• **Items from a figure collection**:

****************

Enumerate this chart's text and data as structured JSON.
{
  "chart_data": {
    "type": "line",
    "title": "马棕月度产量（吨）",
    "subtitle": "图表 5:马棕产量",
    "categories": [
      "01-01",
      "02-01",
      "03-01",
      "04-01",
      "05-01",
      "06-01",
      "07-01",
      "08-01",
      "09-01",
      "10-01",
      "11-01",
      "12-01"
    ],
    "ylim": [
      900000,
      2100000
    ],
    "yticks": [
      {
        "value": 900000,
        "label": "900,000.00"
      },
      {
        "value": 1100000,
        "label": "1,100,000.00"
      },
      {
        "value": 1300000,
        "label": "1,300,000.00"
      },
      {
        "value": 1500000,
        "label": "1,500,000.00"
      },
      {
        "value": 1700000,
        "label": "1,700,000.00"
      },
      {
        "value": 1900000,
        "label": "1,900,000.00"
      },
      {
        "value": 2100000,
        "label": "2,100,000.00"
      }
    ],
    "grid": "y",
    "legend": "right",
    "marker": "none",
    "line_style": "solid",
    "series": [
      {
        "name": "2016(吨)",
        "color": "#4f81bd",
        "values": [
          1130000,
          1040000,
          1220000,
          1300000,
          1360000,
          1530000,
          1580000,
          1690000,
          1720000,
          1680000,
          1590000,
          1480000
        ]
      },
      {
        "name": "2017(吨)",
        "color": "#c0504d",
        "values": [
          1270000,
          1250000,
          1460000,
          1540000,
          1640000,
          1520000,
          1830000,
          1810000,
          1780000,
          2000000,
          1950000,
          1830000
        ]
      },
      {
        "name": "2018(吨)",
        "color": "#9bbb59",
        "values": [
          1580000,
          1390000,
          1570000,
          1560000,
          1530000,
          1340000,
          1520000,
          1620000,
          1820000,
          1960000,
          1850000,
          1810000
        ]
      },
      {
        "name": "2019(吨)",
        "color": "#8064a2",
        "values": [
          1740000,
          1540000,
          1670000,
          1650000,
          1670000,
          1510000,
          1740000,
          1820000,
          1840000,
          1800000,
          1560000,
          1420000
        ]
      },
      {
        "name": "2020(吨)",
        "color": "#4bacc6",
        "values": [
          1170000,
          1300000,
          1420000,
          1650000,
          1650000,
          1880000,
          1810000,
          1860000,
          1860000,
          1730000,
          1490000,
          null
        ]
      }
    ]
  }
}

****************

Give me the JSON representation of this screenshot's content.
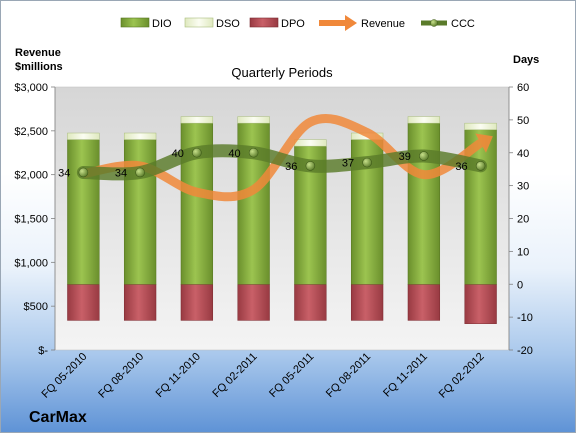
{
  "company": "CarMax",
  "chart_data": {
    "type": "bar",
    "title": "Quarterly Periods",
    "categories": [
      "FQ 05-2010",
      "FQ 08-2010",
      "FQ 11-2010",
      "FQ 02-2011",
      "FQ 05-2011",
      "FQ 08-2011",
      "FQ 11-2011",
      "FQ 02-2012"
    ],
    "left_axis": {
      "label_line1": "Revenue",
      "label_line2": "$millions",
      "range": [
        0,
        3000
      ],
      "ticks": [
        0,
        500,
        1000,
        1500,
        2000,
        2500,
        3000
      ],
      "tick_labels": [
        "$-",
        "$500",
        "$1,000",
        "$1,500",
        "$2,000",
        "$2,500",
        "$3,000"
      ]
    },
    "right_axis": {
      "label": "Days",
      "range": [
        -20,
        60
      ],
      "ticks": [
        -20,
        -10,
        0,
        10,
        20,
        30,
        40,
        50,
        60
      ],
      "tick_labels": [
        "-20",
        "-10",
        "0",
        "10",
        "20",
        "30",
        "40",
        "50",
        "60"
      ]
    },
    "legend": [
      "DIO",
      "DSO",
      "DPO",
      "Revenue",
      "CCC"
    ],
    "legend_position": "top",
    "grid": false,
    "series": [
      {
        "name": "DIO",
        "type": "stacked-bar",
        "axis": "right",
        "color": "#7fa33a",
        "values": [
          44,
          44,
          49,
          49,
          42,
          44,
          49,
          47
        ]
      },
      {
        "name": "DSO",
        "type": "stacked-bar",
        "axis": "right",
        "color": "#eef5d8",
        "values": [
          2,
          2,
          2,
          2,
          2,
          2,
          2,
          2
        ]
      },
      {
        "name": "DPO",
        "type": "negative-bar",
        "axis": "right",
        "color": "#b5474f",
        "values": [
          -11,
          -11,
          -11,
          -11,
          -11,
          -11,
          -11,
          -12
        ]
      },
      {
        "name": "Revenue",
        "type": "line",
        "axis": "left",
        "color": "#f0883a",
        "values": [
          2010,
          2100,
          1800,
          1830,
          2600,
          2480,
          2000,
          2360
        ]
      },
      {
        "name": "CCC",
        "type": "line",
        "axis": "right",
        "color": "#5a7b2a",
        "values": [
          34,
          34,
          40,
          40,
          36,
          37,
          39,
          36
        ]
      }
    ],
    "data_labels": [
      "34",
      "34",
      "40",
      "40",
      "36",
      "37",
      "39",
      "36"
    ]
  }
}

****************

• **What to work on**: Each line holding the word "JSON" counts once; report the total and nothing else.

• **Solution for this task**: 2